Task description: Return every record exactly as written.

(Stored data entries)
++++++

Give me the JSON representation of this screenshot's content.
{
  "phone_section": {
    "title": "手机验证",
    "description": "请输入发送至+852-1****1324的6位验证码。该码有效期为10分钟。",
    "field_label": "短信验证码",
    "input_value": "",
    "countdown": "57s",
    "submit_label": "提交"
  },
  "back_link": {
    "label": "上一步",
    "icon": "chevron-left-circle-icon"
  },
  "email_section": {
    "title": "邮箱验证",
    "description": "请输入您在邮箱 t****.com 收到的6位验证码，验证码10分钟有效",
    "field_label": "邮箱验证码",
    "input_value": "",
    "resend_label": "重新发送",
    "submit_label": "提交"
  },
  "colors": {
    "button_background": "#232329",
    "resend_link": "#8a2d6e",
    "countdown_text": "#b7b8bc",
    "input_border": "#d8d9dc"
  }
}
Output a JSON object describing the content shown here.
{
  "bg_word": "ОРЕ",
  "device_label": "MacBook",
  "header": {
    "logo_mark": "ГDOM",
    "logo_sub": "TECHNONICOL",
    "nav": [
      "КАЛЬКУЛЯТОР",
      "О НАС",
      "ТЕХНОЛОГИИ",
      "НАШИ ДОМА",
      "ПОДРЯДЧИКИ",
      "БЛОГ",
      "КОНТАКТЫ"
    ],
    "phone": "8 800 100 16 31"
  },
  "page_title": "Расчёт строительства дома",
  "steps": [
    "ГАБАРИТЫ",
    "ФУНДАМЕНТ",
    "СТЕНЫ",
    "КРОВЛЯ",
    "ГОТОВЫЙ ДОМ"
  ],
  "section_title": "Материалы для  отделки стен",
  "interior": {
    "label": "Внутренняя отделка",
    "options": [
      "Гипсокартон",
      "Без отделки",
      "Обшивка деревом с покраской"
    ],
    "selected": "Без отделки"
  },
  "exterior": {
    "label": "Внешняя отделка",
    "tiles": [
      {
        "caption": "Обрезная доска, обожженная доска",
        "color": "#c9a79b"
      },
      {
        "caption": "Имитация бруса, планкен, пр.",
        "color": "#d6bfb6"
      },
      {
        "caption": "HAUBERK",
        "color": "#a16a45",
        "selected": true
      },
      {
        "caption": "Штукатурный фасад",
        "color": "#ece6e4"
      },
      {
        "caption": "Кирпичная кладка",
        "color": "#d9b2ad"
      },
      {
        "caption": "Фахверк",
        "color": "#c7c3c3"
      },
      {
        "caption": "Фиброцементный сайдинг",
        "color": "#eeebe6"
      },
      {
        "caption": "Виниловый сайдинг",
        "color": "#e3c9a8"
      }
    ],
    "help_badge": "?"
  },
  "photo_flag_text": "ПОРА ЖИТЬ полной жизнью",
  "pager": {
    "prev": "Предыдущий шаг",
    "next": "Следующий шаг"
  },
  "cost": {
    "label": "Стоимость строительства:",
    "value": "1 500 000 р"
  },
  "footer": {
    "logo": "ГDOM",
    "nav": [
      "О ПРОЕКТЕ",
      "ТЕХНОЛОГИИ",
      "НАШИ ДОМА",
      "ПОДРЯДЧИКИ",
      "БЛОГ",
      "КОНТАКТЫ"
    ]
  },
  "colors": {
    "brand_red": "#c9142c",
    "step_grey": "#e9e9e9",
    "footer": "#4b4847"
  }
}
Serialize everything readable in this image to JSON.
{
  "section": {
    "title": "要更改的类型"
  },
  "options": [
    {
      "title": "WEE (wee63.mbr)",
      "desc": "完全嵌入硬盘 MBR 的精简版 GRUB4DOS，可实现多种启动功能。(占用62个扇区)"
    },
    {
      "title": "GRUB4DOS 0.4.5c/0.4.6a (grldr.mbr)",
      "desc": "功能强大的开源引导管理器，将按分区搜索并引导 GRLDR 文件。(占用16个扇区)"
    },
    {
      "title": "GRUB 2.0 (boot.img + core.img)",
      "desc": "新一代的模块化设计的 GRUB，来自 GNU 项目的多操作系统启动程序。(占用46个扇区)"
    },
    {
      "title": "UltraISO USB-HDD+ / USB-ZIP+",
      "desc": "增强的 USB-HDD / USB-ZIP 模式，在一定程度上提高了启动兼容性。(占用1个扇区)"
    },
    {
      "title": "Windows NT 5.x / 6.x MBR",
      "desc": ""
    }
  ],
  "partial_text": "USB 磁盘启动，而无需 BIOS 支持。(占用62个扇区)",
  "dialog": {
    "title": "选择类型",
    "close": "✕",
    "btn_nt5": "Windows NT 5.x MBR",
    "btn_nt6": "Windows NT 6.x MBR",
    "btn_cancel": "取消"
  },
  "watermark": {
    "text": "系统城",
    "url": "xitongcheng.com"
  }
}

++++++

The solution:
Give me the JSON representation of this screenshot's content.
{
  "phone_section": {
    "title": "手机验证",
    "description": "请输入发送至+852-1****1324的6位验证码。该码有效期为10分钟。",
    "field_label": "短信验证码",
    "input_value": "",
    "countdown": "57s",
    "submit_label": "提交"
  },
  "back_link": {
    "label": "上一步",
    "icon": "chevron-left-circle-icon"
  },
  "email_section": {
    "title": "邮箱验证",
    "description": "请输入您在邮箱 t****.com 收到的6位验证码，验证码10分钟有效",
    "field_label": "邮箱验证码",
    "input_value": "",
    "resend_label": "重新发送",
    "submit_label": "提交"
  },
  "colors": {
    "button_background": "#232329",
    "resend_link": "#8a2d6e",
    "countdown_text": "#b7b8bc",
    "input_border": "#d8d9dc"
  }
}
Output a JSON object describing the content shown here.
{
  "bg_word": "ОРЕ",
  "device_label": "MacBook",
  "header": {
    "logo_mark": "ГDOM",
    "logo_sub": "TECHNONICOL",
    "nav": [
      "КАЛЬКУЛЯТОР",
      "О НАС",
      "ТЕХНОЛОГИИ",
      "НАШИ ДОМА",
      "ПОДРЯДЧИКИ",
      "БЛОГ",
      "КОНТАКТЫ"
    ],
    "phone": "8 800 100 16 31"
  },
  "page_title": "Расчёт строительства дома",
  "steps": [
    "ГАБАРИТЫ",
    "ФУНДАМЕНТ",
    "СТЕНЫ",
    "КРОВЛЯ",
    "ГОТОВЫЙ ДОМ"
  ],
  "section_title": "Материалы для  отделки стен",
  "interior": {
    "label": "Внутренняя отделка",
    "options": [
      "Гипсокартон",
      "Без отделки",
      "Обшивка деревом с покраской"
    ],
    "selected": "Без отделки"
  },
  "exterior": {
    "label": "Внешняя отделка",
    "tiles": [
      {
        "caption": "Обрезная доска, обожженная доска",
        "color": "#c9a79b"
      },
      {
        "caption": "Имитация бруса, планкен, пр.",
        "color": "#d6bfb6"
      },
      {
        "caption": "HAUBERK",
        "color": "#a16a45",
        "selected": true
      },
      {
        "caption": "Штукатурный фасад",
        "color": "#ece6e4"
      },
      {
        "caption": "Кирпичная кладка",
        "color": "#d9b2ad"
      },
      {
        "caption": "Фахверк",
        "color": "#c7c3c3"
      },
      {
        "caption": "Фиброцементный сайдинг",
        "color": "#eeebe6"
      },
      {
        "caption": "Виниловый сайдинг",
        "color": "#e3c9a8"
      }
    ],
    "help_badge": "?"
  },
  "photo_flag_text": "ПОРА ЖИТЬ полной жизнью",
  "pager": {
    "prev": "Предыдущий шаг",
    "next": "Следующий шаг"
  },
  "cost": {
    "label": "Стоимость строительства:",
    "value": "1 500 000 р"
  },
  "footer": {
    "logo": "ГDOM",
    "nav": [
      "О ПРОЕКТЕ",
      "ТЕХНОЛОГИИ",
      "НАШИ ДОМА",
      "ПОДРЯДЧИКИ",
      "БЛОГ",
      "КОНТАКТЫ"
    ]
  },
  "colors": {
    "brand_red": "#c9142c",
    "step_grey": "#e9e9e9",
    "footer": "#4b4847"
  }
}
Serialize everything readable in this image to JSON.
{
  "section": {
    "title": "要更改的类型"
  },
  "options": [
    {
      "title": "WEE (wee63.mbr)",
      "desc": "完全嵌入硬盘 MBR 的精简版 GRUB4DOS，可实现多种启动功能。(占用62个扇区)"
    },
    {
      "title": "GRUB4DOS 0.4.5c/0.4.6a (grldr.mbr)",
      "desc": "功能强大的开源引导管理器，将按分区搜索并引导 GRLDR 文件。(占用16个扇区)"
    },
    {
      "title": "GRUB 2.0 (boot.img + core.img)",
      "desc": "新一代的模块化设计的 GRUB，来自 GNU 项目的多操作系统启动程序。(占用46个扇区)"
    },
    {
      "title": "UltraISO USB-HDD+ / USB-ZIP+",
      "desc": "增强的 USB-HDD / USB-ZIP 模式，在一定程度上提高了启动兼容性。(占用1个扇区)"
    },
    {
      "title": "Windows NT 5.x / 6.x MBR",
      "desc": ""
    }
  ],
  "partial_text": "USB 磁盘启动，而无需 BIOS 支持。(占用62个扇区)",
  "dialog": {
    "title": "选择类型",
    "close": "✕",
    "btn_nt5": "Windows NT 5.x MBR",
    "btn_nt6": "Windows NT 6.x MBR",
    "btn_cancel": "取消"
  },
  "watermark": {
    "text": "系统城",
    "url": "xitongcheng.com"
  }
}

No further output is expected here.